----- DATASET RECORDS

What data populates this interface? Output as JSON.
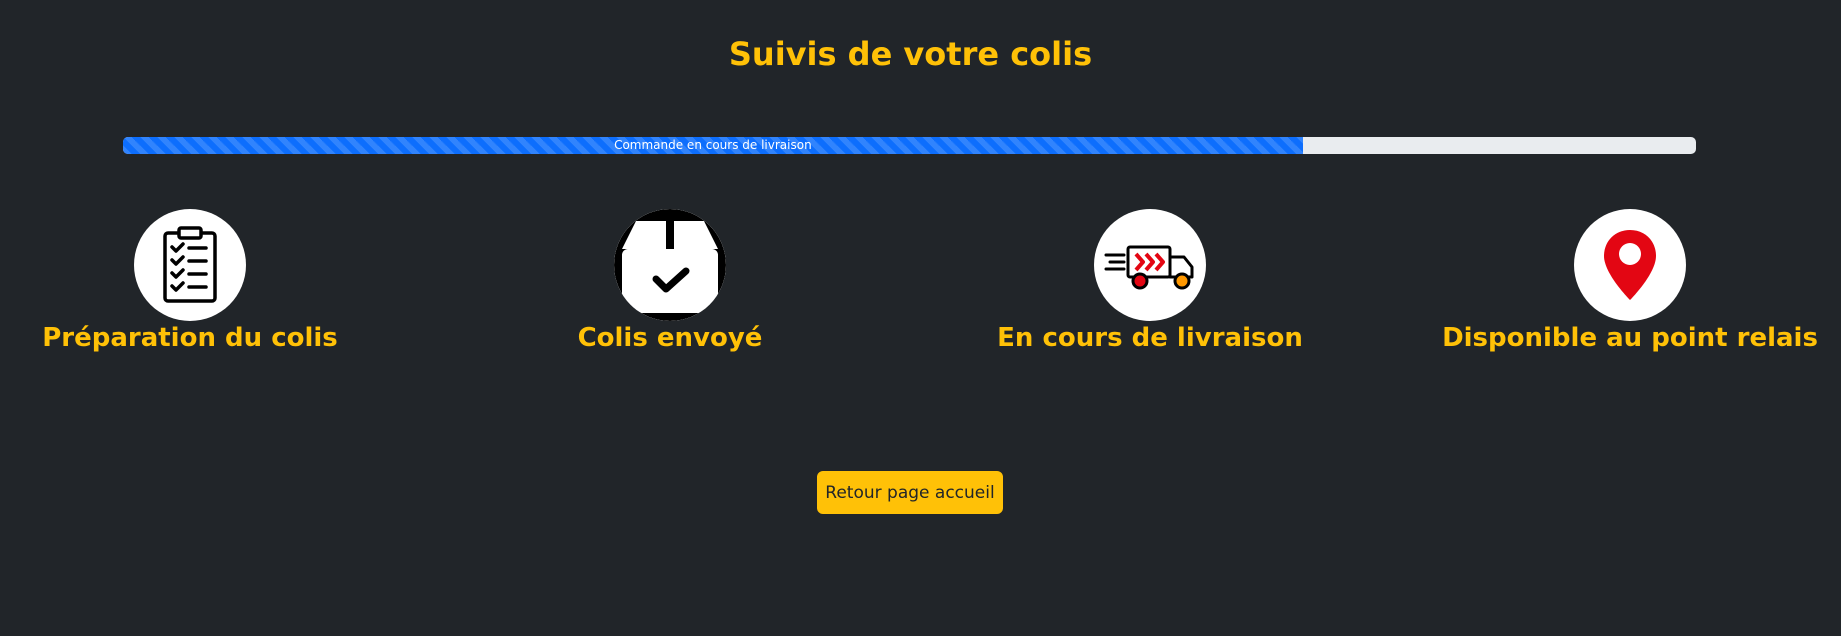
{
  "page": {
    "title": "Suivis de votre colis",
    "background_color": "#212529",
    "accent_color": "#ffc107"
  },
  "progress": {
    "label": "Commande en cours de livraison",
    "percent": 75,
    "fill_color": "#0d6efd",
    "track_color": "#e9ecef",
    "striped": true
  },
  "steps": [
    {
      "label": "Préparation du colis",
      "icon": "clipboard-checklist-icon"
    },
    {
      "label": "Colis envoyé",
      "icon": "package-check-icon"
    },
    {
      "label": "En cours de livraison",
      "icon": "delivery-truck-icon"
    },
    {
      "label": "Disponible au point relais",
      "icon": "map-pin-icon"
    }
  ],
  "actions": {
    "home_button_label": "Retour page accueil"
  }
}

----------
----- DATASET RECORDS

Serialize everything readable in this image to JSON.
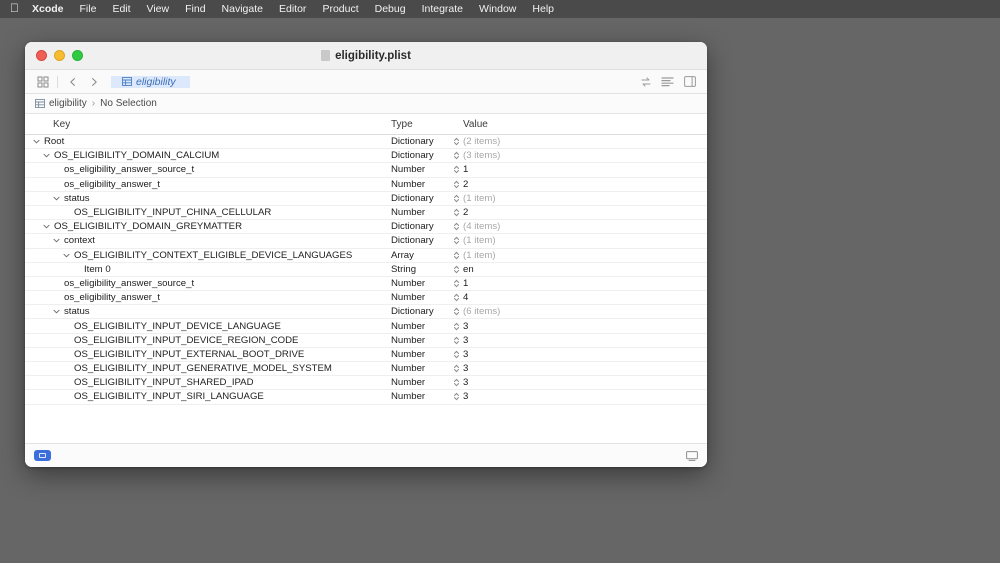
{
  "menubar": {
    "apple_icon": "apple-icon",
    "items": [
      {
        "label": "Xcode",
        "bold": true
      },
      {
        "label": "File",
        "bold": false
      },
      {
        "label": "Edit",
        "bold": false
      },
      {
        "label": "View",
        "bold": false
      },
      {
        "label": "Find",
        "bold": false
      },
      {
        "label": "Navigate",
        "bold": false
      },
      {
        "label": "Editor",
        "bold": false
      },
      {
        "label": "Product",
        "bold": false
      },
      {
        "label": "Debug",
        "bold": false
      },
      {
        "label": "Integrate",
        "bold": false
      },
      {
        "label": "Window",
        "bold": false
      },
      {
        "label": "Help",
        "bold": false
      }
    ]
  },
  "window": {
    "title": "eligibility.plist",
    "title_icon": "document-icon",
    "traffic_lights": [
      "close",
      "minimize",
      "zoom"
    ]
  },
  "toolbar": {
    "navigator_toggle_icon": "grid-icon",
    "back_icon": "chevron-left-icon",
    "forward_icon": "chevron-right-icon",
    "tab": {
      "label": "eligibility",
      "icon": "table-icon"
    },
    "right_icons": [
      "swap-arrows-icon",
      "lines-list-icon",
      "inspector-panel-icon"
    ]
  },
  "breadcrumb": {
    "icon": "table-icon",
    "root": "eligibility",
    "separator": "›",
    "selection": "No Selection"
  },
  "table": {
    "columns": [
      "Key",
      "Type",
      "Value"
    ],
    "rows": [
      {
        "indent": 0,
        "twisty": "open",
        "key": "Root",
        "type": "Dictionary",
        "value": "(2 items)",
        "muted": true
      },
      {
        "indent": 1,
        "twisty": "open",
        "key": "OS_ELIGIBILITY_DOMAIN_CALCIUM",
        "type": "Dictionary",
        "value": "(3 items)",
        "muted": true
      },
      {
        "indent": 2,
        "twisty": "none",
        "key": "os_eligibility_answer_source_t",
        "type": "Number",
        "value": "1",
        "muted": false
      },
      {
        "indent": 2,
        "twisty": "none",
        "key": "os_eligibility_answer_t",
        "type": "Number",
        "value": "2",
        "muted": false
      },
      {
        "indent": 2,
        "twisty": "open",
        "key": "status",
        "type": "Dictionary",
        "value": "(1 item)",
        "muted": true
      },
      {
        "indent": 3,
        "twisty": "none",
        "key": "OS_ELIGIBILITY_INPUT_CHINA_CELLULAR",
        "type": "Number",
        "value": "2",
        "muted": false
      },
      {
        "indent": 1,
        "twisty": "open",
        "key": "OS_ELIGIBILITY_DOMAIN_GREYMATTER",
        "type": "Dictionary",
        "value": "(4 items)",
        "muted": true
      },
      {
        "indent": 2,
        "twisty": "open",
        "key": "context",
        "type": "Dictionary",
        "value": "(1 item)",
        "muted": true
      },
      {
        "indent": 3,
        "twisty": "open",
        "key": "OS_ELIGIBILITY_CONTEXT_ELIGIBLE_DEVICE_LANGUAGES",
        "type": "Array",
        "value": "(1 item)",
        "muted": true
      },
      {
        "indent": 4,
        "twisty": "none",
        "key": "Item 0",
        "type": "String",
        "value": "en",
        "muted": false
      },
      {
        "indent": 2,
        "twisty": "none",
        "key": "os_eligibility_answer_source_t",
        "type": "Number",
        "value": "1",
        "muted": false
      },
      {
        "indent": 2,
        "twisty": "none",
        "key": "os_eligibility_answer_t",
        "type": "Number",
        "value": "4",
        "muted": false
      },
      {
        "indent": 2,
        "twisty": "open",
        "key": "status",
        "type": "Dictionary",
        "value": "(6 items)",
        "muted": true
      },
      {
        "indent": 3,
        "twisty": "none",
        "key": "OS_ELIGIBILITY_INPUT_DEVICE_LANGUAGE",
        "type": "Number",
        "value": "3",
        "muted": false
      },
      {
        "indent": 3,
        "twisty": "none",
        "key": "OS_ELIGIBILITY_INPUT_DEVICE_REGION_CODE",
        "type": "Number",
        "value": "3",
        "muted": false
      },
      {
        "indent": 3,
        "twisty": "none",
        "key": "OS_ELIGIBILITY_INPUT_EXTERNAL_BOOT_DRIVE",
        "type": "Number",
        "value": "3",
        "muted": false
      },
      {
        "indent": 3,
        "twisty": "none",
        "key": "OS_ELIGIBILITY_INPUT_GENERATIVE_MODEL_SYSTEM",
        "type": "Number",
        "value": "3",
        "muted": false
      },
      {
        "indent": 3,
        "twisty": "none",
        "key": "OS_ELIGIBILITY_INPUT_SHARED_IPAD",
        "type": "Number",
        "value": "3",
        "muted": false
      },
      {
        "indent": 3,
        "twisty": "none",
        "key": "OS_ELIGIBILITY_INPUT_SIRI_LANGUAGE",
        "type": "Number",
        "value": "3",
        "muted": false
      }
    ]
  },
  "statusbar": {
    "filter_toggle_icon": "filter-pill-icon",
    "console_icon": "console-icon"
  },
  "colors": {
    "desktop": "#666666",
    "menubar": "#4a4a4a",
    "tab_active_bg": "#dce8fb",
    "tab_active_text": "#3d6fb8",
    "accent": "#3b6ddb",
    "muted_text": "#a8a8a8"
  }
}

----------

Within the material above, find the lines that contain the word "items"; copy them.

**ANSWER TO THIS TASK**
    "items": [
        "value": "(2 items)",
        "value": "(3 items)",
        "value": "(4 items)",
        "value": "(6 items)",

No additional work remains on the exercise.